Retype the article below about Rick Santorum being booed in New Hampshire in full, matching it word for word.

Document:
######

In New Hampshire, Rick Santorum Wrongly Jeered by Millennial Voters


Yesterday, Rick Santorum was scheduled to be at events all over New Hampshire, and in the course of campaigning he found out how different the Northeastern state is from conservative Iowa. At one event, students from the College Convention of 2012 booed him as he compared gay marriage to polygamy, insinuating that they were equally undesirable.

The attitudes of these college students are not surprising – approval for homosexuality rises the younger the demographic – but their behavior is disrespectful and misguided. College students in New Hampshire would be better served by peers who focused on taking advantage of their presence in a battleground state to advance policies that young people and the nation need.

Look at Iowa. Blogs and pundits were optimistic about Rep. Ron Paul's (R-Texas) chances right up until the caucuses, citing the importance of young people to his campaign. To quote one example at random, this site predicted "Paul can win Iowa if young voters and independents turn out.” It didn't happen though, and interestingly, Santorum did better than Romney among young voters.

New Hampshire will be even less about young people. The state is, on average, slightly older than Iowa and in general, people under 30 in New Hampshire turn out to vote less than those in Iowa. Also, the state's Republican politicians seem to take a dim view of its young population, with the speaker of the New Hampshire House claiming that young people only vote for Democrats because of their lack of life experience. All of this means that young people are at a disadvantage in getting their voice heard in a Republican primary in the granite state.

######

Stored rows:
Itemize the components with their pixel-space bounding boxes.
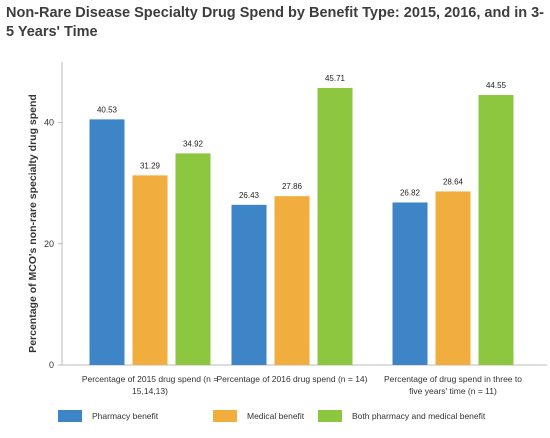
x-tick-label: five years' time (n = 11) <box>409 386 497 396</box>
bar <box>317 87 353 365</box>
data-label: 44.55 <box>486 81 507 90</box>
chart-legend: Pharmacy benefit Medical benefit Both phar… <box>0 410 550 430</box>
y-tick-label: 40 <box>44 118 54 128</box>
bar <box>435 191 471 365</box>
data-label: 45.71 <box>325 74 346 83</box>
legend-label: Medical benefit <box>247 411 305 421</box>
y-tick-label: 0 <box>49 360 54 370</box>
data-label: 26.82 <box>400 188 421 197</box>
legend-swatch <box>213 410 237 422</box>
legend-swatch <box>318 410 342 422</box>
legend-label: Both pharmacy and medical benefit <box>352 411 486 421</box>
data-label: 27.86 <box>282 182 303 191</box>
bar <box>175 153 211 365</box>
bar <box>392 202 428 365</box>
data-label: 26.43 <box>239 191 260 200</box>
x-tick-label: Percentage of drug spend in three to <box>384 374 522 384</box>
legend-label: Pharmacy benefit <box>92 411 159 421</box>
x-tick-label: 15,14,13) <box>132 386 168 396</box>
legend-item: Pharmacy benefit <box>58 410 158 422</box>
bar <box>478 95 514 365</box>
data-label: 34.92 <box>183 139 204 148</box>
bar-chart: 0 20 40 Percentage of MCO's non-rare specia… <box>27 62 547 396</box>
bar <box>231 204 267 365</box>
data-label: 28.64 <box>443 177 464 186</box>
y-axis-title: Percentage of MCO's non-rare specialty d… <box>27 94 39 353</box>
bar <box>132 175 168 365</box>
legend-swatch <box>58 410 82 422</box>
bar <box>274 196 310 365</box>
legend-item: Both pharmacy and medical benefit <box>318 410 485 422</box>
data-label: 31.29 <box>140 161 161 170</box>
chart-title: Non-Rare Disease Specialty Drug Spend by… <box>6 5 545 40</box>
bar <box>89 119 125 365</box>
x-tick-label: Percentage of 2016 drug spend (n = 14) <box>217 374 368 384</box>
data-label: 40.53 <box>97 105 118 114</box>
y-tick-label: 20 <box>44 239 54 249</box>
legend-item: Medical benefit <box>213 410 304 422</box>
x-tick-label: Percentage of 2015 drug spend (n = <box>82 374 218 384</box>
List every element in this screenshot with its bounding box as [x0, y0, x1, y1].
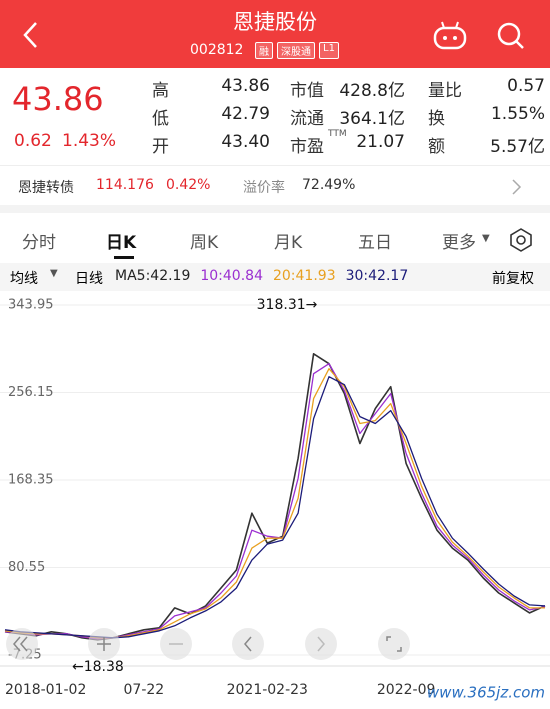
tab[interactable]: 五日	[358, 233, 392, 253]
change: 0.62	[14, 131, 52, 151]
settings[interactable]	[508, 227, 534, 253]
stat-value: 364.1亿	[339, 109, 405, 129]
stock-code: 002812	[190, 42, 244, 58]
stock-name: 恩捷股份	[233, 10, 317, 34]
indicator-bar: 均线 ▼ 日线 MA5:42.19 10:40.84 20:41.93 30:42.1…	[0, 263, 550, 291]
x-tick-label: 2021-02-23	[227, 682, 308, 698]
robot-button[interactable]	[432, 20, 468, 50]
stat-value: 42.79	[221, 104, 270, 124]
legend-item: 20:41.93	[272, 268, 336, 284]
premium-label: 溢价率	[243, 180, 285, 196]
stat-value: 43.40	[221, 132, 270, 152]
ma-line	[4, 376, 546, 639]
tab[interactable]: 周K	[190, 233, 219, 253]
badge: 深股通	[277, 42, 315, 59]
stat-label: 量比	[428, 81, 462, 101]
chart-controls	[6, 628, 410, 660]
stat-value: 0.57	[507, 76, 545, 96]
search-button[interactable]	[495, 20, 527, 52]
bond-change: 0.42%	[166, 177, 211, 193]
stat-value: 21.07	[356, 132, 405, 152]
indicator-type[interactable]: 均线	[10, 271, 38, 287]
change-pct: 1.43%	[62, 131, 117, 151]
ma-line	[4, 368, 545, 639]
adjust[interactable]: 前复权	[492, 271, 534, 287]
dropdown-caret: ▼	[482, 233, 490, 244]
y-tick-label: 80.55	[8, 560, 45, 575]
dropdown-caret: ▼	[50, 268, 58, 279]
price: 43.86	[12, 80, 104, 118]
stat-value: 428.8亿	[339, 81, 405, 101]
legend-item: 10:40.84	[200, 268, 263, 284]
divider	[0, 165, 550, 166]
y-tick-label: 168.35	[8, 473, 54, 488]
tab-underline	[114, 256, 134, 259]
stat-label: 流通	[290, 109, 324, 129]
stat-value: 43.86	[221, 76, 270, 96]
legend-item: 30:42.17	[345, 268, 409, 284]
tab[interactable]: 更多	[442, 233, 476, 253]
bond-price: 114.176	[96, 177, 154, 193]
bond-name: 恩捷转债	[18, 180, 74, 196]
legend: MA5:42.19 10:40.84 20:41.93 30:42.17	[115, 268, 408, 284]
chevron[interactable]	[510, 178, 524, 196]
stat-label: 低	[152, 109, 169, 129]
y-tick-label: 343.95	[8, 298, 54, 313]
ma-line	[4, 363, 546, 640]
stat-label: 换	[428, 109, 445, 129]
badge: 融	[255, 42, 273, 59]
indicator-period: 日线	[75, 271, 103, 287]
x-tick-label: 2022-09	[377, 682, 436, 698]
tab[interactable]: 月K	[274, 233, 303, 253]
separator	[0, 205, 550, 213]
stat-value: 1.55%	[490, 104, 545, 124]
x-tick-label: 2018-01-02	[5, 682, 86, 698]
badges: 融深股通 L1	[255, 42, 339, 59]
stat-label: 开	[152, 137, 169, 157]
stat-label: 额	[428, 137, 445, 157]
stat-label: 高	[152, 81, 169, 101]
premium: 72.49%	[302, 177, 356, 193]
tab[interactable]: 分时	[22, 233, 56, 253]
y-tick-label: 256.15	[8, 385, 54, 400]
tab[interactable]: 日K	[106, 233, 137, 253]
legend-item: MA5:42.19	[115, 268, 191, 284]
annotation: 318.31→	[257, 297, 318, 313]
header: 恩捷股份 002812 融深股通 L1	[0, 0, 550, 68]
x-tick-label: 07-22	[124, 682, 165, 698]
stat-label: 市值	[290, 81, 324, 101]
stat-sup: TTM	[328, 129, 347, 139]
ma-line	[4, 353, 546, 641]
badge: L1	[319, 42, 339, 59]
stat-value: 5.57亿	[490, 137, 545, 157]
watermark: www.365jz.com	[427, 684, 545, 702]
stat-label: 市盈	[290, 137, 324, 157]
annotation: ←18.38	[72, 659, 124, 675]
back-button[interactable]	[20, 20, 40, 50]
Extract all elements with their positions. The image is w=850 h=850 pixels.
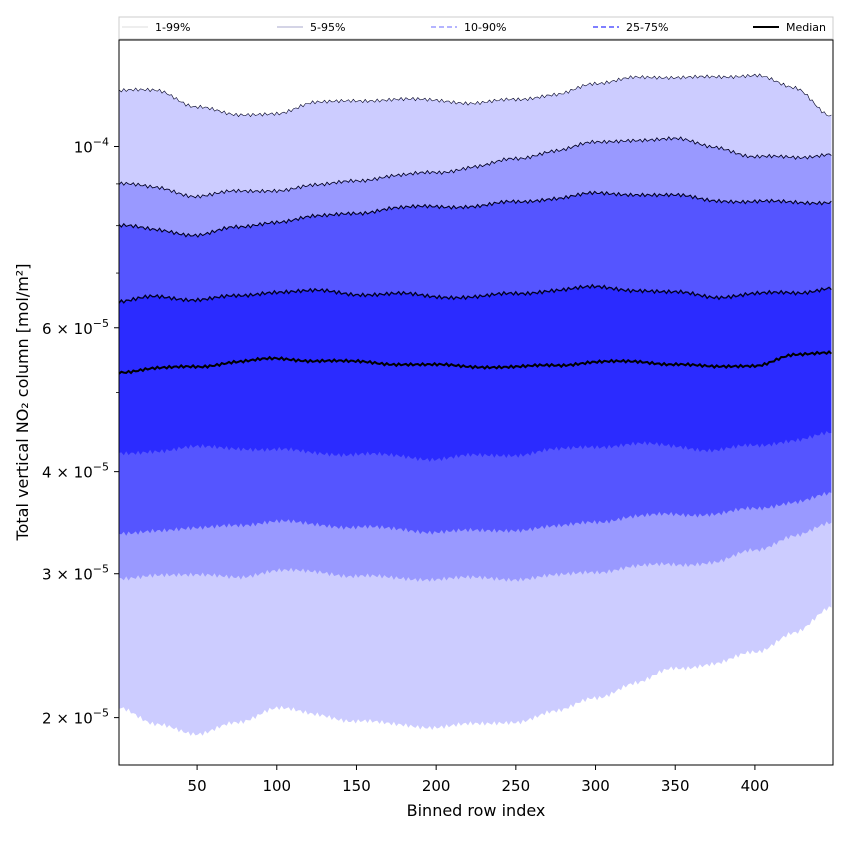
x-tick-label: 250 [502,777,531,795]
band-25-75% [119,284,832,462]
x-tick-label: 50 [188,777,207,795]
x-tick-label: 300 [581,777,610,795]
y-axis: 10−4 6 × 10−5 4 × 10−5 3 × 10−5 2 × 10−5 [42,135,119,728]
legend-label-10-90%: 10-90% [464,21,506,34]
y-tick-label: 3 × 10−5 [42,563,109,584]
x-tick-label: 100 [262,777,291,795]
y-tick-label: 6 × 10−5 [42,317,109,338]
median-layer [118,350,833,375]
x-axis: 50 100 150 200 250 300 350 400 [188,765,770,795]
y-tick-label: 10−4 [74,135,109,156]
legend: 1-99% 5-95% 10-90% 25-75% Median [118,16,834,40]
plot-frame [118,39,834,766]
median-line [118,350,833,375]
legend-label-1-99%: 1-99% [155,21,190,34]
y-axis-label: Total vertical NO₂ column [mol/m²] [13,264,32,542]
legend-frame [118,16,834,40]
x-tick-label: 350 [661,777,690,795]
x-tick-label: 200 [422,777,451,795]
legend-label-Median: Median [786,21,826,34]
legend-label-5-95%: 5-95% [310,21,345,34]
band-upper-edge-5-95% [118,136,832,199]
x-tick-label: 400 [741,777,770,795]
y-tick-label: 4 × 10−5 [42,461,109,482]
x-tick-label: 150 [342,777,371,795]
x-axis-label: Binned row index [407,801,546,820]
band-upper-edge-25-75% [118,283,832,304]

######

Task solution:
In New Hampshire, Rick Santorum Wrongly Jeered by Millennial Voters


Yesterday, Rick Santorum was scheduled to be at events all over New Hampshire, and in the course of campaigning he found out how different the Northeastern state is from conservative Iowa. At one event, students from the College Convention of 2012 booed him as he compared gay marriage to polygamy, insinuating that they were equally undesirable.

The attitudes of these college students are not surprising – approval for homosexuality rises the younger the demographic – but their behavior is disrespectful and misguided. College students in New Hampshire would be better served by peers who focused on taking advantage of their presence in a battleground state to advance policies that young people and the nation need.

Look at Iowa. Blogs and pundits were optimistic about Rep. Ron Paul's (R-Texas) chances right up until the caucuses, citing the importance of young people to his campaign. To quote one example at random, this site predicted "Paul can win Iowa if young voters and independents turn out.” It didn't happen though, and interestingly, Santorum did better than Romney among young voters.

New Hampshire will be even less about young people. The state is, on average, slightly older than Iowa and in general, people under 30 in New Hampshire turn out to vote less than those in Iowa. Also, the state's Republican politicians seem to take a dim view of its young population, with the speaker of the New Hampshire House claiming that young people only vote for Democrats because of their lack of life experience. All of this means that young people are at a disadvantage in getting their voice heard in a Republican primary in the granite state.